§ **STATED EXERCISE**
In the data below, locate each line with the word "SDTVAR" and list it.
____________
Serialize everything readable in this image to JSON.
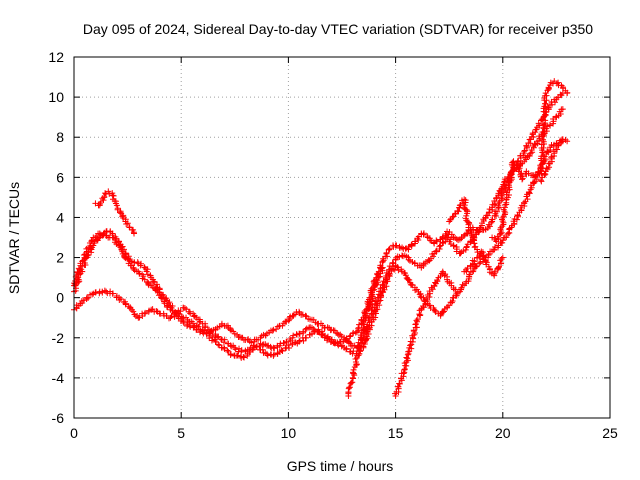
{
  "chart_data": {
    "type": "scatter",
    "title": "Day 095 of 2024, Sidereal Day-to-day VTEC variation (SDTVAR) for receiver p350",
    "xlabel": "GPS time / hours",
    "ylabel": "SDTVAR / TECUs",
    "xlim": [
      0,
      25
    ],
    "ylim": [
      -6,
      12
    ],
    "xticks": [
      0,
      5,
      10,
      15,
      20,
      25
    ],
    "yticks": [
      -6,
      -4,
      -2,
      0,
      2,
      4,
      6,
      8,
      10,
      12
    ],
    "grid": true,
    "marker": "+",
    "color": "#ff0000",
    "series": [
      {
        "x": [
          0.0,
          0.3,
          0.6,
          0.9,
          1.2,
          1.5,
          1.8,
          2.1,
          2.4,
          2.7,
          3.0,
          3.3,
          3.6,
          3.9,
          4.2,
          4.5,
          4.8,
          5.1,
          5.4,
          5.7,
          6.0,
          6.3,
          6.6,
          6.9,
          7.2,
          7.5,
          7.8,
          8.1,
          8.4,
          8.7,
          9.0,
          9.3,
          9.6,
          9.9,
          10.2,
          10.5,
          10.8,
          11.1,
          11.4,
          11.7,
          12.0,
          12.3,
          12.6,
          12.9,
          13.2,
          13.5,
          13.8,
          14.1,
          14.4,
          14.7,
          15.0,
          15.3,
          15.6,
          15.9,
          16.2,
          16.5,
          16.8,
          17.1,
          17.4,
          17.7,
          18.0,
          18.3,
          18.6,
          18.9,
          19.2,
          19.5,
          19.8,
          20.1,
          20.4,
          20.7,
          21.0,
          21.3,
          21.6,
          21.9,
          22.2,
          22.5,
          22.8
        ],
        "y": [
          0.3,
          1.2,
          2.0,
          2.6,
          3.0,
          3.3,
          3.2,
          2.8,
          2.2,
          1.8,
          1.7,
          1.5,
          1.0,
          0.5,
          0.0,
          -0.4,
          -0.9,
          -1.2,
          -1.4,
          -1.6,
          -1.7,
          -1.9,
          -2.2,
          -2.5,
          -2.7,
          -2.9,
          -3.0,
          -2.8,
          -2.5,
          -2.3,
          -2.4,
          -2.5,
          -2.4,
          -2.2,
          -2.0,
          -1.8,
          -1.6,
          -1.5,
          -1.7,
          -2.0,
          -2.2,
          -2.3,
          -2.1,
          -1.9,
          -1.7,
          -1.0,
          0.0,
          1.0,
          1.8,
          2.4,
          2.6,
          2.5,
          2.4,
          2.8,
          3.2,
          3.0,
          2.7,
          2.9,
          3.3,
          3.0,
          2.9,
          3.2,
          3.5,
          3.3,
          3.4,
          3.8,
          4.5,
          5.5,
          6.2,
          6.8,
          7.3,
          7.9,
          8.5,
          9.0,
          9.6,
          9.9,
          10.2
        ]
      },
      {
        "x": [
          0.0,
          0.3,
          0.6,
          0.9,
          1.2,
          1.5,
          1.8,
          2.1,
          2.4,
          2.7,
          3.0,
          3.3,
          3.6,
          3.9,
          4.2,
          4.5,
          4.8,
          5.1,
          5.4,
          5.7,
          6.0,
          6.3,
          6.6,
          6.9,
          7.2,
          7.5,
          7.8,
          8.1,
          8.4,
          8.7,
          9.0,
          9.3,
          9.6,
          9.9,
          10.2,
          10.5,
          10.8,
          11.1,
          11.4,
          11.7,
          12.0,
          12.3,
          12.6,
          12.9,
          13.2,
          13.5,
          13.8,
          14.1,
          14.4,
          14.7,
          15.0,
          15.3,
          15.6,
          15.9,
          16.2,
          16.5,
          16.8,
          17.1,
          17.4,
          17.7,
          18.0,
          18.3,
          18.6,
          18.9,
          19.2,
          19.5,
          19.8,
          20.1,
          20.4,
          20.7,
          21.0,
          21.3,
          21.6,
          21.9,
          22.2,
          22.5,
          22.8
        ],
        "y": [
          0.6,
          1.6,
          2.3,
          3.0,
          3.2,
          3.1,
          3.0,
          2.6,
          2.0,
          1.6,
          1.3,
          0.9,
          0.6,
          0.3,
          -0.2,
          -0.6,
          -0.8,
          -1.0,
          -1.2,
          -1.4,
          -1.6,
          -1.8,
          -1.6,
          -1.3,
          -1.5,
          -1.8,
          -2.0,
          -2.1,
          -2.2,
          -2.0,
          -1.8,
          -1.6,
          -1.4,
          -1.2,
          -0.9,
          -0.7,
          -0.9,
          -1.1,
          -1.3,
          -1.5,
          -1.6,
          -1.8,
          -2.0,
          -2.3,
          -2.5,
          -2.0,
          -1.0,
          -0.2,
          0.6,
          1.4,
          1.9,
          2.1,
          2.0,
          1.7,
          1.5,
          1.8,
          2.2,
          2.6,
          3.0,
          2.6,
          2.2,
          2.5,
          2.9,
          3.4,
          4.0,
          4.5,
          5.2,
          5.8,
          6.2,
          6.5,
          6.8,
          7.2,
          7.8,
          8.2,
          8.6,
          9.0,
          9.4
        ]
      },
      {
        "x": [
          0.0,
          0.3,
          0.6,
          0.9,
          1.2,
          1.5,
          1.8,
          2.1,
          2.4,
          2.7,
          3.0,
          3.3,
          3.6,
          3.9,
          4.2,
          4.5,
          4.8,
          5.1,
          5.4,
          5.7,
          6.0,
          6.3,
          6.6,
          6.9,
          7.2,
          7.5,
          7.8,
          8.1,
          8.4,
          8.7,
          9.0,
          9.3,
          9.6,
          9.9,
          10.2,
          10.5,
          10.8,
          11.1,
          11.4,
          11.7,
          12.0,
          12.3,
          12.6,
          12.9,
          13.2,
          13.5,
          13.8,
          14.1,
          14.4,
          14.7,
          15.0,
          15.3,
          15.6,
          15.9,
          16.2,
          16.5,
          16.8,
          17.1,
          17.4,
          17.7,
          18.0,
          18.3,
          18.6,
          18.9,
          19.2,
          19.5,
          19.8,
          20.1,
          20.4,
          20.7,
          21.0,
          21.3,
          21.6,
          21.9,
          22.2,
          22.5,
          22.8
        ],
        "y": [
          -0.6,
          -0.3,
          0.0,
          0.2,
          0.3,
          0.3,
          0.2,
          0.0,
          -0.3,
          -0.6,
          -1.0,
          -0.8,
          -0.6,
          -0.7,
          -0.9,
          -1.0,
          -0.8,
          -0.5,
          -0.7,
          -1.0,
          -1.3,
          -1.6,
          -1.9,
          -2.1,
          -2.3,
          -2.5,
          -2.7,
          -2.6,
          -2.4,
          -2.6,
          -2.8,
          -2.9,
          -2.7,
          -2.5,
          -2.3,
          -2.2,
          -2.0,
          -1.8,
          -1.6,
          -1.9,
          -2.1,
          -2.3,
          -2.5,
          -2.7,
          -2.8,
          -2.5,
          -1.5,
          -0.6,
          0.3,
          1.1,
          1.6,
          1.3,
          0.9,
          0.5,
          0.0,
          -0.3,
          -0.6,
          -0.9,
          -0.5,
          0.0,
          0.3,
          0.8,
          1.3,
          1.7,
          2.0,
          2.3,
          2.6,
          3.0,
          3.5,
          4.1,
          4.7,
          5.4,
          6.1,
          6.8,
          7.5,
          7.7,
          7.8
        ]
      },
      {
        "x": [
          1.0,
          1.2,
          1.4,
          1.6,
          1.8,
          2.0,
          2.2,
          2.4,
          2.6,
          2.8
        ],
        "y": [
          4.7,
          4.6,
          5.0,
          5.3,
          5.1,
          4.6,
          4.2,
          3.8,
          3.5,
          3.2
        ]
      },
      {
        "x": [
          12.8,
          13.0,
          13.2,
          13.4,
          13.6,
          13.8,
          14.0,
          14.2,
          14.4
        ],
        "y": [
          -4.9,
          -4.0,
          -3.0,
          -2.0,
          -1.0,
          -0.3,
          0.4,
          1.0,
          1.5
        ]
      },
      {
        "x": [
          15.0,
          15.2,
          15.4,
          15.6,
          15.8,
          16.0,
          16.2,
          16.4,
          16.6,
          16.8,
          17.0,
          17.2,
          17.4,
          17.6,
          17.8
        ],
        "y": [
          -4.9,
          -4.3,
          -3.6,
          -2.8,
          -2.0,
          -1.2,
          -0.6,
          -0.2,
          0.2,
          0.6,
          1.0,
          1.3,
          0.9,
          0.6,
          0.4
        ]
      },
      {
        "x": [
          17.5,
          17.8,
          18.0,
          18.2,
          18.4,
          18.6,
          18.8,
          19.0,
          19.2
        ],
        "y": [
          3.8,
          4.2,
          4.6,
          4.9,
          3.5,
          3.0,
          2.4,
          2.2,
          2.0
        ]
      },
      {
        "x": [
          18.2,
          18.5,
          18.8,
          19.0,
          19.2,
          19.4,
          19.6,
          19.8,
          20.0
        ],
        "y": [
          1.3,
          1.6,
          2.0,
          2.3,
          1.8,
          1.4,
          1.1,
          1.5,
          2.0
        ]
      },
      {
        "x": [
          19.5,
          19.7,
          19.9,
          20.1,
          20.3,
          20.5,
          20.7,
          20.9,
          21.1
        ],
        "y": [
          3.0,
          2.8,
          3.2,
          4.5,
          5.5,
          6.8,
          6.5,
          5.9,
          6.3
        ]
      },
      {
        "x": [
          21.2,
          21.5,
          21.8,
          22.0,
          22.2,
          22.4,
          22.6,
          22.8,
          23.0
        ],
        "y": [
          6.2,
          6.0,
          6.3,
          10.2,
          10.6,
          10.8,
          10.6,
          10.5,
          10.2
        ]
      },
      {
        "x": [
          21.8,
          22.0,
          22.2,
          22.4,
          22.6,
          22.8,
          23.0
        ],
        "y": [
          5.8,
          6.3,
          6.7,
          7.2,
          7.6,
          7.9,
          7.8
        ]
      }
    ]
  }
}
____________
§ **EXERCISE SOLUTION**
    "title": "Day 095 of 2024, Sidereal Day-to-day VTEC variation (SDTVAR) for receiver p350",
    "ylabel": "SDTVAR / TECUs",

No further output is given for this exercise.